Begin GIVEN ENTRIES
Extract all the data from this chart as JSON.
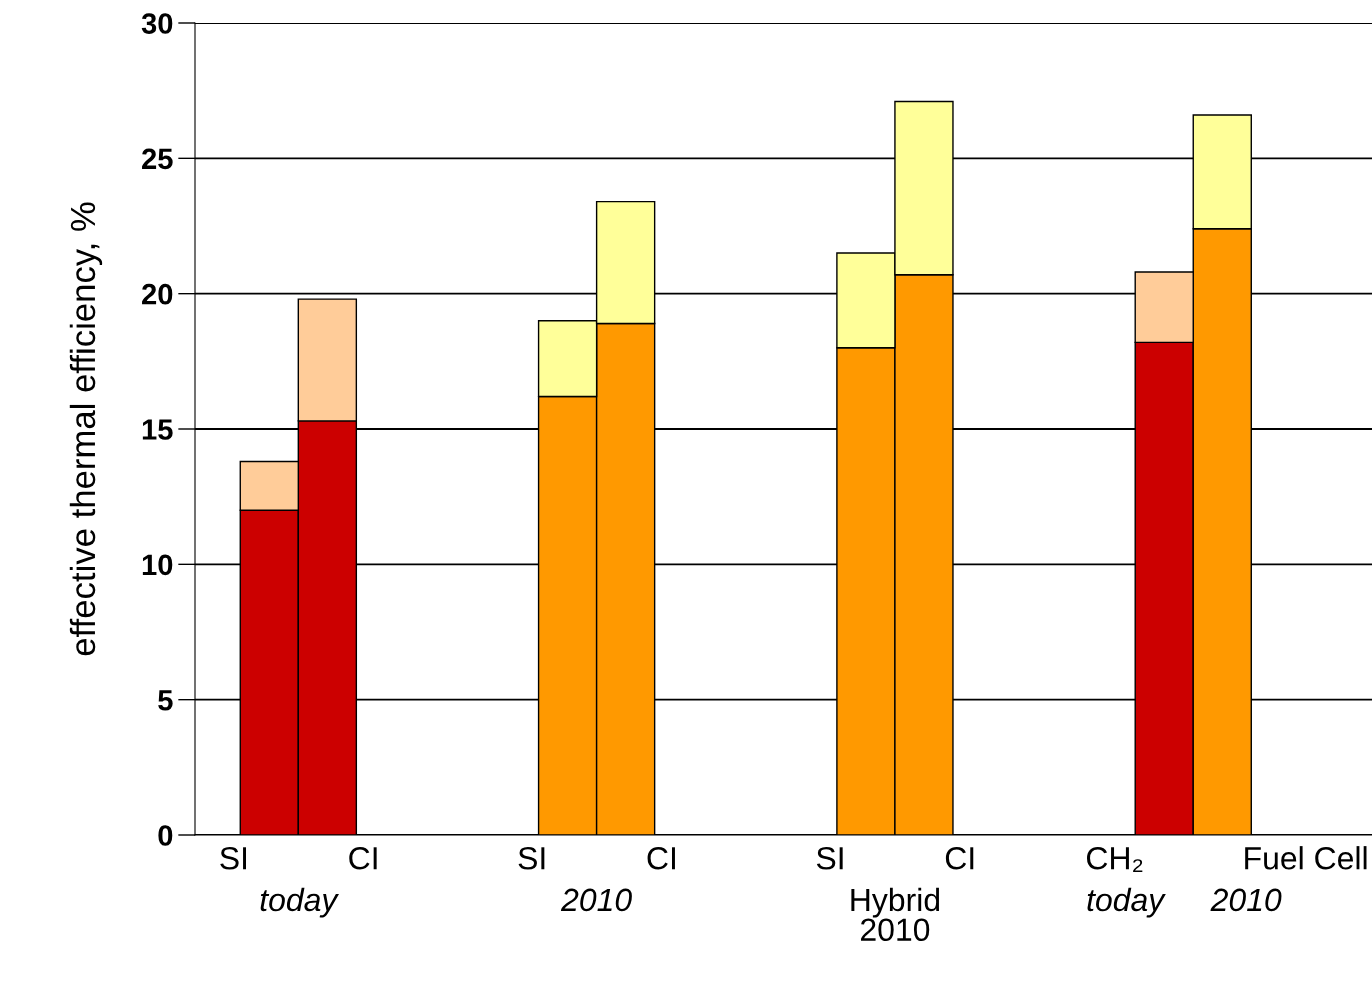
{
  "chart_data": {
    "type": "bar",
    "stacked": true,
    "ylabel": "effective thermal efficiency, %",
    "categories": [
      "SI",
      "CI",
      "SI",
      "CI",
      "SI",
      "CI",
      "CH₂",
      "Fuel Cell"
    ],
    "series": [
      {
        "colors": [
          "#cc0000",
          "#cc0000",
          "#ff9900",
          "#ff9900",
          "#ff9900",
          "#ff9900",
          "#cc0000",
          "#ff9900"
        ],
        "values": [
          12.0,
          15.3,
          16.2,
          18.9,
          18.0,
          20.7,
          18.2,
          22.4
        ]
      },
      {
        "colors": [
          "#ffcc99",
          "#ffcc99",
          "#ffff99",
          "#ffff99",
          "#ffff99",
          "#ffff99",
          "#ffcc99",
          "#ffff99"
        ],
        "values": [
          1.8,
          4.5,
          2.8,
          4.5,
          3.5,
          6.4,
          2.6,
          4.2
        ]
      }
    ],
    "annotations": [
      "today",
      "2010",
      "Hybrid\n2010",
      "today",
      "2010"
    ],
    "ylim": [
      0,
      30
    ],
    "yticks": [
      0,
      5,
      10,
      15,
      20,
      25,
      30
    ],
    "grid": "y"
  }
}
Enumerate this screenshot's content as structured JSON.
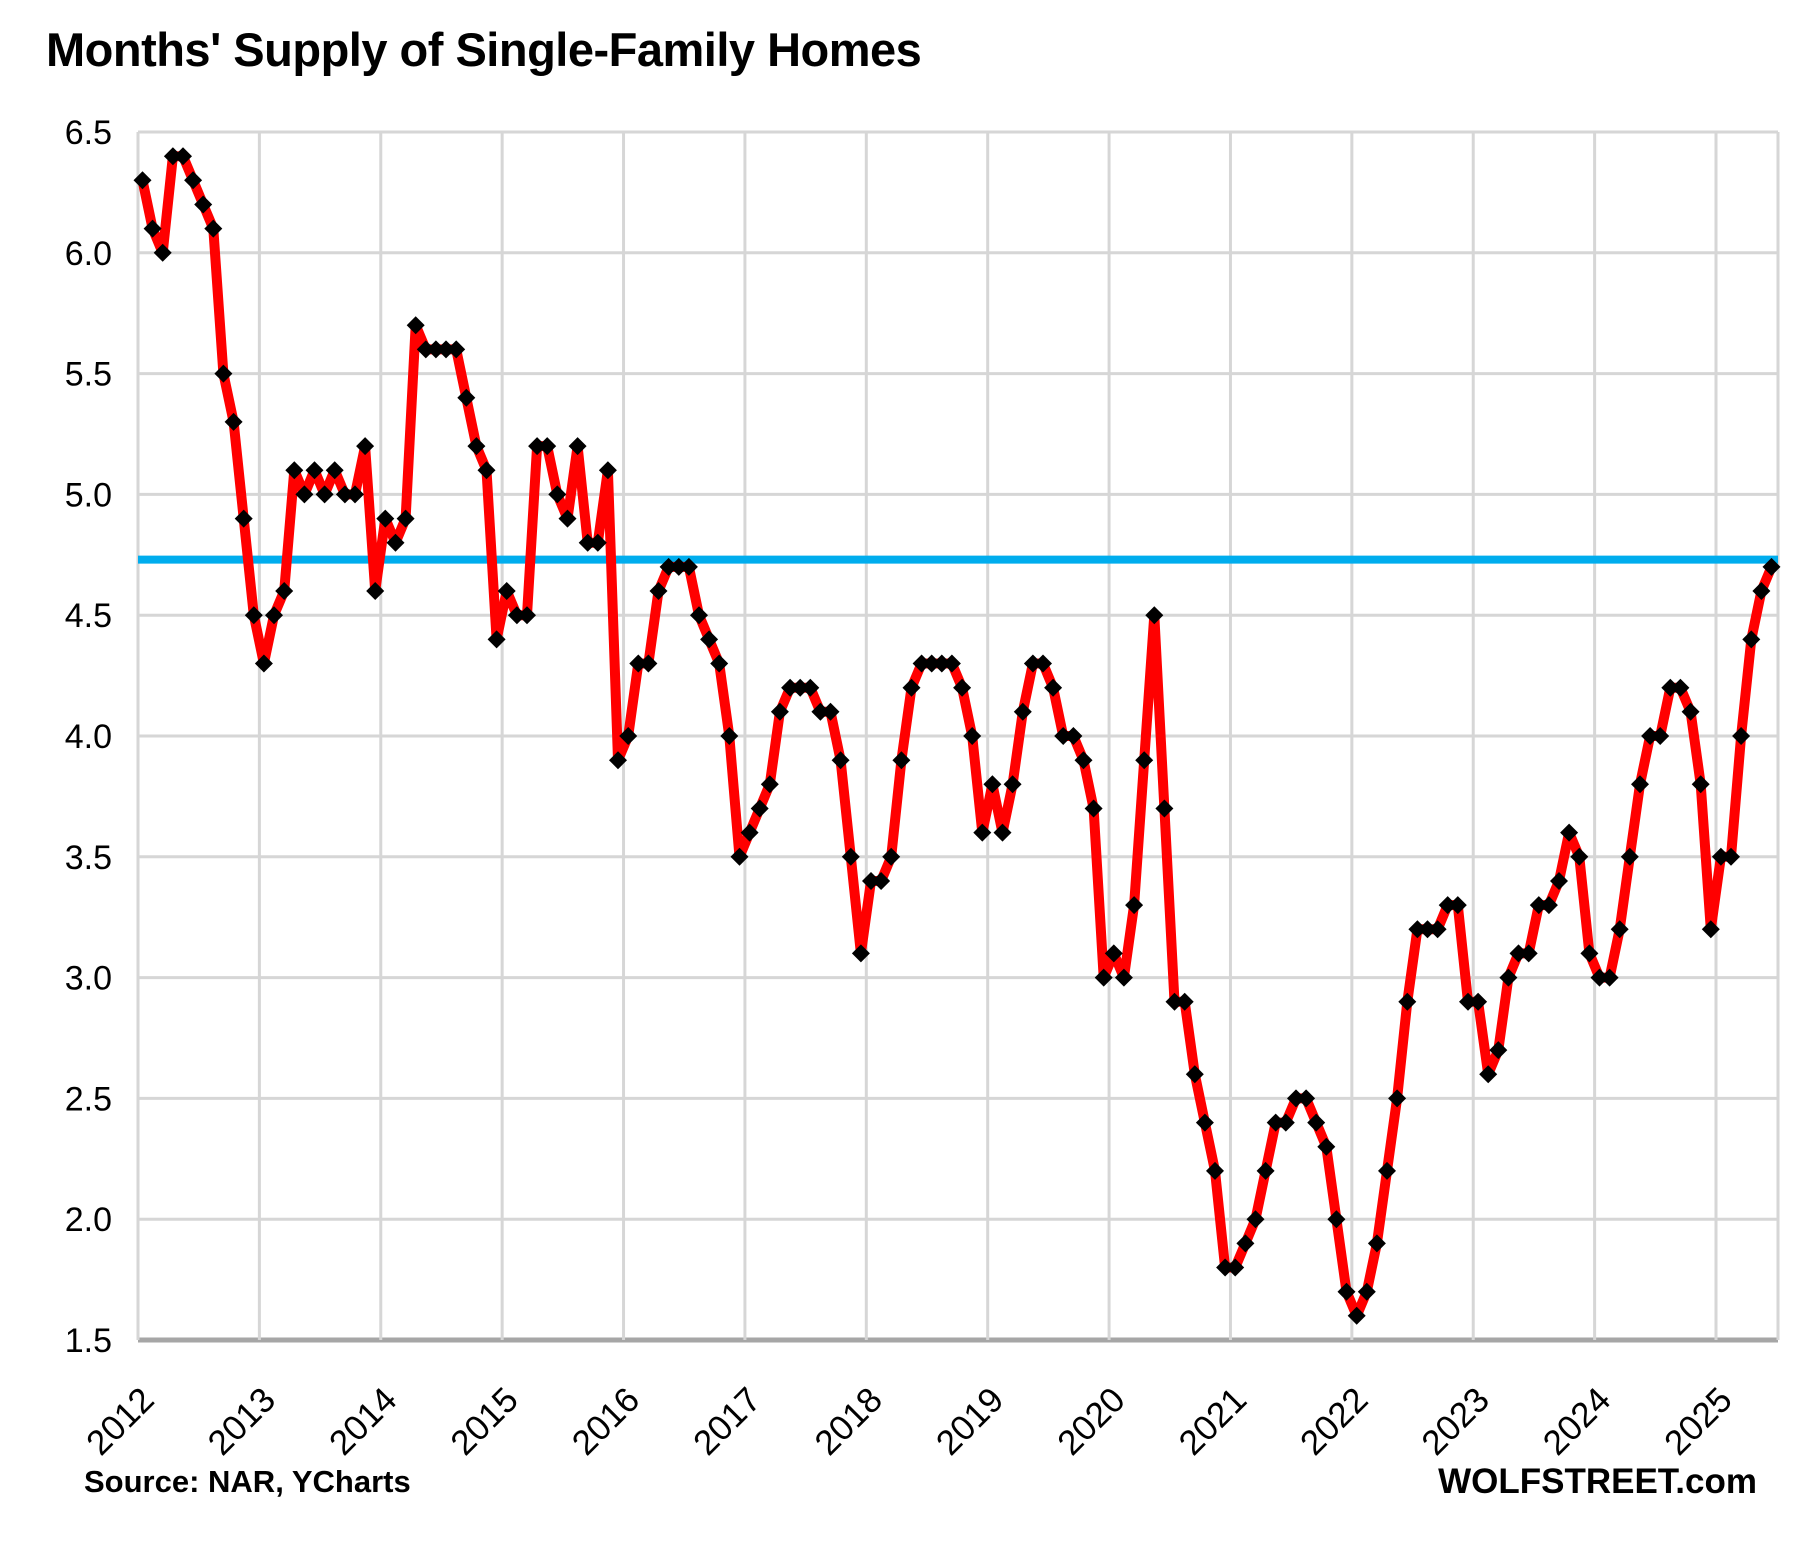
{
  "title": "Months' Supply of Single-Family Homes",
  "footer": {
    "source": "Source: NAR, YCharts",
    "branding": "WOLFSTREET.com"
  },
  "colors": {
    "series_line": "#FF0000",
    "marker": "#000000",
    "reference_line": "#00ADEE",
    "grid": "#D6D6D6",
    "axis": "#A6A6A6",
    "text": "#000000",
    "background": "#FFFFFF"
  },
  "chart_data": {
    "type": "line",
    "title": "Months' Supply of Single-Family Homes",
    "xlabel": "",
    "ylabel": "",
    "ylim": [
      1.5,
      6.5
    ],
    "y_tick_step": 0.5,
    "y_tick_labels": [
      "6.5",
      "6.0",
      "5.5",
      "5.0",
      "4.5",
      "4.0",
      "3.5",
      "3.0",
      "2.5",
      "2.0",
      "1.5"
    ],
    "x_tick_labels": [
      "2012",
      "2013",
      "2014",
      "2015",
      "2016",
      "2017",
      "2018",
      "2019",
      "2020",
      "2021",
      "2022",
      "2023",
      "2024",
      "2025"
    ],
    "grid": true,
    "legend": "none",
    "marker_shape": "diamond",
    "reference_line": {
      "value": 4.73,
      "label": ""
    },
    "start_month": "2012-01",
    "end_month": "2025-06",
    "series": [
      {
        "name": "Months' supply of single-family homes (monthly)",
        "years": [
          {
            "year": 2012,
            "values": [
              6.3,
              6.1,
              6.0,
              6.4,
              6.4,
              6.3,
              6.2,
              6.1,
              5.5,
              5.3,
              4.9,
              4.5
            ]
          },
          {
            "year": 2013,
            "values": [
              4.3,
              4.5,
              4.6,
              5.1,
              5.0,
              5.1,
              5.0,
              5.1,
              5.0,
              5.0,
              5.2,
              4.6
            ]
          },
          {
            "year": 2014,
            "values": [
              4.9,
              4.8,
              4.9,
              5.7,
              5.6,
              5.6,
              5.6,
              5.6,
              5.4,
              5.2,
              5.1,
              4.4
            ]
          },
          {
            "year": 2015,
            "values": [
              4.6,
              4.5,
              4.5,
              5.2,
              5.2,
              5.0,
              4.9,
              5.2,
              4.8,
              4.8,
              5.1,
              3.9
            ]
          },
          {
            "year": 2016,
            "values": [
              4.0,
              4.3,
              4.3,
              4.6,
              4.7,
              4.7,
              4.7,
              4.5,
              4.4,
              4.3,
              4.0,
              3.5
            ]
          },
          {
            "year": 2017,
            "values": [
              3.6,
              3.7,
              3.8,
              4.1,
              4.2,
              4.2,
              4.2,
              4.1,
              4.1,
              3.9,
              3.5,
              3.1
            ]
          },
          {
            "year": 2018,
            "values": [
              3.4,
              3.4,
              3.5,
              3.9,
              4.2,
              4.3,
              4.3,
              4.3,
              4.3,
              4.2,
              4.0,
              3.6
            ]
          },
          {
            "year": 2019,
            "values": [
              3.8,
              3.6,
              3.8,
              4.1,
              4.3,
              4.3,
              4.2,
              4.0,
              4.0,
              3.9,
              3.7,
              3.0
            ]
          },
          {
            "year": 2020,
            "values": [
              3.1,
              3.0,
              3.3,
              3.9,
              4.5,
              3.7,
              2.9,
              2.9,
              2.6,
              2.4,
              2.2,
              1.8
            ]
          },
          {
            "year": 2021,
            "values": [
              1.8,
              1.9,
              2.0,
              2.2,
              2.4,
              2.4,
              2.5,
              2.5,
              2.4,
              2.3,
              2.0,
              1.7
            ]
          },
          {
            "year": 2022,
            "values": [
              1.6,
              1.7,
              1.9,
              2.2,
              2.5,
              2.9,
              3.2,
              3.2,
              3.2,
              3.3,
              3.3,
              2.9
            ]
          },
          {
            "year": 2023,
            "values": [
              2.9,
              2.6,
              2.7,
              3.0,
              3.1,
              3.1,
              3.3,
              3.3,
              3.4,
              3.6,
              3.5,
              3.1
            ]
          },
          {
            "year": 2024,
            "values": [
              3.0,
              3.0,
              3.2,
              3.5,
              3.8,
              4.0,
              4.0,
              4.2,
              4.2,
              4.1,
              3.8,
              3.2
            ]
          },
          {
            "year": 2025,
            "values": [
              3.5,
              3.5,
              4.0,
              4.4,
              4.6,
              4.7
            ]
          }
        ]
      }
    ]
  }
}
End GIVEN ENTRIES
- TASK INSTRUCTIONS
Pictures in the records must not appear in the copy; transcribe everything else precisely.

- THE SOLUTION
Extract all the data from this chart as JSON.
{
  "chart_data": {
    "type": "bar",
    "stacked": true,
    "ylabel": "effective thermal efficiency, %",
    "categories": [
      "SI",
      "CI",
      "SI",
      "CI",
      "SI",
      "CI",
      "CH₂",
      "Fuel Cell"
    ],
    "series": [
      {
        "colors": [
          "#cc0000",
          "#cc0000",
          "#ff9900",
          "#ff9900",
          "#ff9900",
          "#ff9900",
          "#cc0000",
          "#ff9900"
        ],
        "values": [
          12.0,
          15.3,
          16.2,
          18.9,
          18.0,
          20.7,
          18.2,
          22.4
        ]
      },
      {
        "colors": [
          "#ffcc99",
          "#ffcc99",
          "#ffff99",
          "#ffff99",
          "#ffff99",
          "#ffff99",
          "#ffcc99",
          "#ffff99"
        ],
        "values": [
          1.8,
          4.5,
          2.8,
          4.5,
          3.5,
          6.4,
          2.6,
          4.2
        ]
      }
    ],
    "annotations": [
      "today",
      "2010",
      "Hybrid\n2010",
      "today",
      "2010"
    ],
    "ylim": [
      0,
      30
    ],
    "yticks": [
      0,
      5,
      10,
      15,
      20,
      25,
      30
    ],
    "grid": "y"
  }
}
Enumerate this screenshot's content as structured JSON.
{
  "title": "Months' Supply of Single-Family Homes",
  "footer": {
    "source": "Source: NAR, YCharts",
    "branding": "WOLFSTREET.com"
  },
  "colors": {
    "series_line": "#FF0000",
    "marker": "#000000",
    "reference_line": "#00ADEE",
    "grid": "#D6D6D6",
    "axis": "#A6A6A6",
    "text": "#000000",
    "background": "#FFFFFF"
  },
  "chart_data": {
    "type": "line",
    "title": "Months' Supply of Single-Family Homes",
    "xlabel": "",
    "ylabel": "",
    "ylim": [
      1.5,
      6.5
    ],
    "y_tick_step": 0.5,
    "y_tick_labels": [
      "6.5",
      "6.0",
      "5.5",
      "5.0",
      "4.5",
      "4.0",
      "3.5",
      "3.0",
      "2.5",
      "2.0",
      "1.5"
    ],
    "x_tick_labels": [
      "2012",
      "2013",
      "2014",
      "2015",
      "2016",
      "2017",
      "2018",
      "2019",
      "2020",
      "2021",
      "2022",
      "2023",
      "2024",
      "2025"
    ],
    "grid": true,
    "legend": "none",
    "marker_shape": "diamond",
    "reference_line": {
      "value": 4.73,
      "label": ""
    },
    "start_month": "2012-01",
    "end_month": "2025-06",
    "series": [
      {
        "name": "Months' supply of single-family homes (monthly)",
        "years": [
          {
            "year": 2012,
            "values": [
              6.3,
              6.1,
              6.0,
              6.4,
              6.4,
              6.3,
              6.2,
              6.1,
              5.5,
              5.3,
              4.9,
              4.5
            ]
          },
          {
            "year": 2013,
            "values": [
              4.3,
              4.5,
              4.6,
              5.1,
              5.0,
              5.1,
              5.0,
              5.1,
              5.0,
              5.0,
              5.2,
              4.6
            ]
          },
          {
            "year": 2014,
            "values": [
              4.9,
              4.8,
              4.9,
              5.7,
              5.6,
              5.6,
              5.6,
              5.6,
              5.4,
              5.2,
              5.1,
              4.4
            ]
          },
          {
            "year": 2015,
            "values": [
              4.6,
              4.5,
              4.5,
              5.2,
              5.2,
              5.0,
              4.9,
              5.2,
              4.8,
              4.8,
              5.1,
              3.9
            ]
          },
          {
            "year": 2016,
            "values": [
              4.0,
              4.3,
              4.3,
              4.6,
              4.7,
              4.7,
              4.7,
              4.5,
              4.4,
              4.3,
              4.0,
              3.5
            ]
          },
          {
            "year": 2017,
            "values": [
              3.6,
              3.7,
              3.8,
              4.1,
              4.2,
              4.2,
              4.2,
              4.1,
              4.1,
              3.9,
              3.5,
              3.1
            ]
          },
          {
            "year": 2018,
            "values": [
              3.4,
              3.4,
              3.5,
              3.9,
              4.2,
              4.3,
              4.3,
              4.3,
              4.3,
              4.2,
              4.0,
              3.6
            ]
          },
          {
            "year": 2019,
            "values": [
              3.8,
              3.6,
              3.8,
              4.1,
              4.3,
              4.3,
              4.2,
              4.0,
              4.0,
              3.9,
              3.7,
              3.0
            ]
          },
          {
            "year": 2020,
            "values": [
              3.1,
              3.0,
              3.3,
              3.9,
              4.5,
              3.7,
              2.9,
              2.9,
              2.6,
              2.4,
              2.2,
              1.8
            ]
          },
          {
            "year": 2021,
            "values": [
              1.8,
              1.9,
              2.0,
              2.2,
              2.4,
              2.4,
              2.5,
              2.5,
              2.4,
              2.3,
              2.0,
              1.7
            ]
          },
          {
            "year": 2022,
            "values": [
              1.6,
              1.7,
              1.9,
              2.2,
              2.5,
              2.9,
              3.2,
              3.2,
              3.2,
              3.3,
              3.3,
              2.9
            ]
          },
          {
            "year": 2023,
            "values": [
              2.9,
              2.6,
              2.7,
              3.0,
              3.1,
              3.1,
              3.3,
              3.3,
              3.4,
              3.6,
              3.5,
              3.1
            ]
          },
          {
            "year": 2024,
            "values": [
              3.0,
              3.0,
              3.2,
              3.5,
              3.8,
              4.0,
              4.0,
              4.2,
              4.2,
              4.1,
              3.8,
              3.2
            ]
          },
          {
            "year": 2025,
            "values": [
              3.5,
              3.5,
              4.0,
              4.4,
              4.6,
              4.7
            ]
          }
        ]
      }
    ]
  }
}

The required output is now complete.